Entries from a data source
┏━━
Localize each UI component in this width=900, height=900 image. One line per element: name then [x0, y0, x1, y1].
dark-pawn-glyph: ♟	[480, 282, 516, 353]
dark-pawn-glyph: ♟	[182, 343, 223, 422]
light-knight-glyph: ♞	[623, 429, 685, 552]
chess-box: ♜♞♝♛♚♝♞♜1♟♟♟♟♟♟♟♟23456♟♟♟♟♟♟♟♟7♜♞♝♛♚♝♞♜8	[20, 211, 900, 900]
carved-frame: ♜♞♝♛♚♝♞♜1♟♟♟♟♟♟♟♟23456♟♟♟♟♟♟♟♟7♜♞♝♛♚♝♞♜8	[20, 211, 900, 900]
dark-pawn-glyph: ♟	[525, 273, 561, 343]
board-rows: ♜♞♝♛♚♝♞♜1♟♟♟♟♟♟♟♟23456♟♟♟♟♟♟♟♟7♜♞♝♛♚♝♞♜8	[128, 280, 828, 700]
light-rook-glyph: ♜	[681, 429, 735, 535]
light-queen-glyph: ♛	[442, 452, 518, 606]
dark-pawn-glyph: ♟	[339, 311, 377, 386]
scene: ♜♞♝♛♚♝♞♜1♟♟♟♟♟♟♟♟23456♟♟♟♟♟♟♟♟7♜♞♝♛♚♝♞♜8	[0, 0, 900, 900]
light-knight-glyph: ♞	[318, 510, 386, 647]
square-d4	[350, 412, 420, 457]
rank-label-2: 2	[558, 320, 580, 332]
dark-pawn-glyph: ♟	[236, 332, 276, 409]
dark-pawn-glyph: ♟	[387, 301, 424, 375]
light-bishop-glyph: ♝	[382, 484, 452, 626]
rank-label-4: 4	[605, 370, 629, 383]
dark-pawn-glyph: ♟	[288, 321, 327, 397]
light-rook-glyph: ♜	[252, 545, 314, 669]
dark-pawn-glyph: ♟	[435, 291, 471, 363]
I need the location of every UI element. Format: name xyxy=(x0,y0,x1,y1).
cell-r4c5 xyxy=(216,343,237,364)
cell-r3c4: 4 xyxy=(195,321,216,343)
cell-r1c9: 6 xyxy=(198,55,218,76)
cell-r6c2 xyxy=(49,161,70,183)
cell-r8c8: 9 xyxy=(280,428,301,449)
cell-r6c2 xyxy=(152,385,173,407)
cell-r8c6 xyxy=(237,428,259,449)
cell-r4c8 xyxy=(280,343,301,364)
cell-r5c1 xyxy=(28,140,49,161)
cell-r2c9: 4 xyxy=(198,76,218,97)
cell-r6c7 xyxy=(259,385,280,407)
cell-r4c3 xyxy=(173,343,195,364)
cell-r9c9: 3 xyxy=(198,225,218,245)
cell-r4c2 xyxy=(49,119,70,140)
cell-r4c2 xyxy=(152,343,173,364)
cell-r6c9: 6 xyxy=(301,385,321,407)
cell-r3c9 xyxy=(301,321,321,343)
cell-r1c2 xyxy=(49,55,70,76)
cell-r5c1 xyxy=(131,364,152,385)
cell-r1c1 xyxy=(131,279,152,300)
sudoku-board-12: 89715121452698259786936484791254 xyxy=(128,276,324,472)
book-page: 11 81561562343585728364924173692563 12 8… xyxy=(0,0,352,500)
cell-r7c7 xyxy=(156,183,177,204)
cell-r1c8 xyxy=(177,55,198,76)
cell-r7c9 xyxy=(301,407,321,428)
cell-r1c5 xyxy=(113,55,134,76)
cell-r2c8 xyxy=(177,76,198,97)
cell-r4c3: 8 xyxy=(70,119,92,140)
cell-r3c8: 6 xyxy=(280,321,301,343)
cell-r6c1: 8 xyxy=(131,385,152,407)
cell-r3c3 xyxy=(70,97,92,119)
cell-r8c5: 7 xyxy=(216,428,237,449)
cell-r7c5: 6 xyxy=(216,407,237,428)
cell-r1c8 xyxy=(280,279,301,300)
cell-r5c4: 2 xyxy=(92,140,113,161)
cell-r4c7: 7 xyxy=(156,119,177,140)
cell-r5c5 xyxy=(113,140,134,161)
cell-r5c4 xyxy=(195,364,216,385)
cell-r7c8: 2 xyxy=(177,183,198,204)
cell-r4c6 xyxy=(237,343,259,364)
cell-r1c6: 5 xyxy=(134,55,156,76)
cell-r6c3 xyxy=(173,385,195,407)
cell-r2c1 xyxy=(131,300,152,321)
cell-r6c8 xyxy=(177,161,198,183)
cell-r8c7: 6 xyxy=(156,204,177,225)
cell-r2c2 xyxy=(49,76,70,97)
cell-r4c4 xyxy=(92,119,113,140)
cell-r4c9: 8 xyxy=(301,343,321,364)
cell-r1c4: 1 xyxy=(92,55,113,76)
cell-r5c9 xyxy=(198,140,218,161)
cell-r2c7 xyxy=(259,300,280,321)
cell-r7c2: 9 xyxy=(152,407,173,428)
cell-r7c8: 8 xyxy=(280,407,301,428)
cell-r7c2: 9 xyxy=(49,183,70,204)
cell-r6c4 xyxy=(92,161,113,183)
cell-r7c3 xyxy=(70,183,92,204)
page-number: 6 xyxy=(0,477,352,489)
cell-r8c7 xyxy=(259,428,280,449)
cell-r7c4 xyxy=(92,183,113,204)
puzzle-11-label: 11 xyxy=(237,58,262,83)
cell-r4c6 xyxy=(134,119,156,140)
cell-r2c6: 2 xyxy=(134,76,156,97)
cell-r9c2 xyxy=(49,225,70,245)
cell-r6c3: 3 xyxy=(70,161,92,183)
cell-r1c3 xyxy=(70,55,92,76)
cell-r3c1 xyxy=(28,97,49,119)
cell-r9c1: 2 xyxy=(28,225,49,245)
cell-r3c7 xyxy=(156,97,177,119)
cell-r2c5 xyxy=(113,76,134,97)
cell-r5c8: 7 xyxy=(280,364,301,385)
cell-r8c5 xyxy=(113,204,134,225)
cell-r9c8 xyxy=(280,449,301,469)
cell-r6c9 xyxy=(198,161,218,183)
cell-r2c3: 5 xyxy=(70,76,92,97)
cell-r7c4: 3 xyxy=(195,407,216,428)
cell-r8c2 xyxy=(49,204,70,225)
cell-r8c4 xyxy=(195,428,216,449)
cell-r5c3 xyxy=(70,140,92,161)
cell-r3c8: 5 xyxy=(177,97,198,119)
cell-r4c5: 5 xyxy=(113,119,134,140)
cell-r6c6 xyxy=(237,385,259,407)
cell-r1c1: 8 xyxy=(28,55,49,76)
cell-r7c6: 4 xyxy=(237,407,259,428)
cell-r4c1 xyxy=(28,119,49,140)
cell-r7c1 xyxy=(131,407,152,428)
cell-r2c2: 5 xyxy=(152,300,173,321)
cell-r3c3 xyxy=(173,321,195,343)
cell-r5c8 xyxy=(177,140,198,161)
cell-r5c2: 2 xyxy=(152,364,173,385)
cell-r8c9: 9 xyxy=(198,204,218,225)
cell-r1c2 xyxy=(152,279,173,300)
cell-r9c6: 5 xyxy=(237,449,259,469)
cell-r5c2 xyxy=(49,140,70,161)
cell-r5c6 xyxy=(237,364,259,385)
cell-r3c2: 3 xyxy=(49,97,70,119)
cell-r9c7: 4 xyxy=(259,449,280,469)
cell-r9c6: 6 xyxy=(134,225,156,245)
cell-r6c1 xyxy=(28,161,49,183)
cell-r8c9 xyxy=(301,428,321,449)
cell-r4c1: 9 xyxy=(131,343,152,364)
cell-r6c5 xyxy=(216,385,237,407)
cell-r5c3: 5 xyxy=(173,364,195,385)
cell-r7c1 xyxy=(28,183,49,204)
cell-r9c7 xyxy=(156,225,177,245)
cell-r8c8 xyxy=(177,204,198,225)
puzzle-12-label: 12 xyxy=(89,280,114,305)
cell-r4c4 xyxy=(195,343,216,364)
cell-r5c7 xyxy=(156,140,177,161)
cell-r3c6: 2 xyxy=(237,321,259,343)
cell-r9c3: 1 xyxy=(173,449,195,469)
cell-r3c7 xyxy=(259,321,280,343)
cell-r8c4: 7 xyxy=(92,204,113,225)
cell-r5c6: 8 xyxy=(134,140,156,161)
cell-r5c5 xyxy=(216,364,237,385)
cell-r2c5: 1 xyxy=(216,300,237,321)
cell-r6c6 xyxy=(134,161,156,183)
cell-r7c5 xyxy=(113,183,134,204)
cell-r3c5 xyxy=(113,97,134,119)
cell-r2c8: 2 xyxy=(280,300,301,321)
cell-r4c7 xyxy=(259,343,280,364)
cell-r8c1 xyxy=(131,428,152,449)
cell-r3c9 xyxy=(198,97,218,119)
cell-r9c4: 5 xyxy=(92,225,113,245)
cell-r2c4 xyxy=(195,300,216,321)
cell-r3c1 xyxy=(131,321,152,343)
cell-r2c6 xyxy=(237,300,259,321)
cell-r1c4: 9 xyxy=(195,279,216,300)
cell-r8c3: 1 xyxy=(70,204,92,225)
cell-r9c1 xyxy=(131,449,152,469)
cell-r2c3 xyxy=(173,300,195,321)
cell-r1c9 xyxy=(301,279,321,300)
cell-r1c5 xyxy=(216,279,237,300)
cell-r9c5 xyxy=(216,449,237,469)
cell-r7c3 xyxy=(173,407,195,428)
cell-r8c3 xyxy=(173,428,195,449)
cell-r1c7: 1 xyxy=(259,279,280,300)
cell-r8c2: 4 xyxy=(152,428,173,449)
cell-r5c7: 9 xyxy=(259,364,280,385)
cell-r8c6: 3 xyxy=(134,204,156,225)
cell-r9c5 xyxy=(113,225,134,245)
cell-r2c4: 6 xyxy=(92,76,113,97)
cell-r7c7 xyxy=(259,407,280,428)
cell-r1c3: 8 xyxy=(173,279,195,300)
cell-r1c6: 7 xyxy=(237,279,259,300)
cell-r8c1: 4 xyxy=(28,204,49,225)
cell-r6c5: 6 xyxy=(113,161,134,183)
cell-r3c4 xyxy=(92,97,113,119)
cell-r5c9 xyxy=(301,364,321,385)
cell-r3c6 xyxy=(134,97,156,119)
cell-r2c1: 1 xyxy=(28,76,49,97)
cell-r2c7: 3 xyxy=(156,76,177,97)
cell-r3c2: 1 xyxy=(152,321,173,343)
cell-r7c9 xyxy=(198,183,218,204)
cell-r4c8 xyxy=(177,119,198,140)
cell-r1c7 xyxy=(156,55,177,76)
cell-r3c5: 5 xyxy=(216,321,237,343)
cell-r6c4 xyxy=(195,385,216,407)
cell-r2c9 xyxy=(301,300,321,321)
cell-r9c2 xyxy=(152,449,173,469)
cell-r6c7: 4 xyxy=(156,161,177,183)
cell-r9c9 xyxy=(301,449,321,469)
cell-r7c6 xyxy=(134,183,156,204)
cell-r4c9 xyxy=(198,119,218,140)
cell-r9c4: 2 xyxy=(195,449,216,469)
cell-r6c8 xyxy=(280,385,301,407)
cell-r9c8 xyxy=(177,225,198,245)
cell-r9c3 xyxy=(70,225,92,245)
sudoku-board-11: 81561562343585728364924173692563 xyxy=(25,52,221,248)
┗━━
Instruction → Please identify each line of the entries above that contains the string "board" and copy every such line in full. Matching is case-sensitive.

Solution →
board-rows: ♜♞♝♛♚♝♞♜1♟♟♟♟♟♟♟♟23456♟♟♟♟♟♟♟♟7♜♞♝♛♚♝♞♜8	[128, 280, 828, 700]
sudoku-board-12: 89715121452698259786936484791254 xyxy=(128,276,324,472)
sudoku-board-11: 81561562343585728364924173692563 xyxy=(25,52,221,248)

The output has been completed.